Pictures in the data below are not part of the copy; transcribe everything else exactly.

· · · · · · ·

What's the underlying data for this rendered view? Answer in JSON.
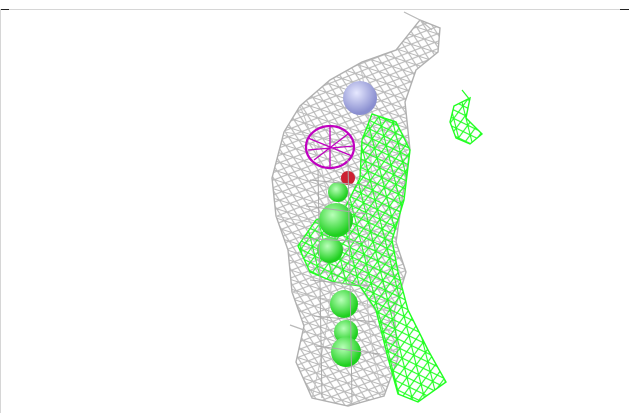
{
  "viewer": {
    "background": "#ffffff",
    "colors": {
      "density_mesh": "#b9b9b9",
      "difference_mesh": "#22ff22",
      "ring_mesh": "#c000c0",
      "atom_nitrogen": "#9a9ee0",
      "atom_carbon": "#33ee33",
      "atom_oxygen": "#cc2233"
    },
    "icons": [
      "molecule-viewport-icon"
    ]
  }
}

· · · · · · ·

#### [RESULT]
What's the underlying data for this rendered view? Answer in JSON.
{
  "viewer": {
    "background": "#ffffff",
    "colors": {
      "density_mesh": "#b9b9b9",
      "difference_mesh": "#22ff22",
      "ring_mesh": "#c000c0",
      "atom_nitrogen": "#9a9ee0",
      "atom_carbon": "#33ee33",
      "atom_oxygen": "#cc2233"
    },
    "icons": [
      "molecule-viewport-icon"
    ]
  }
}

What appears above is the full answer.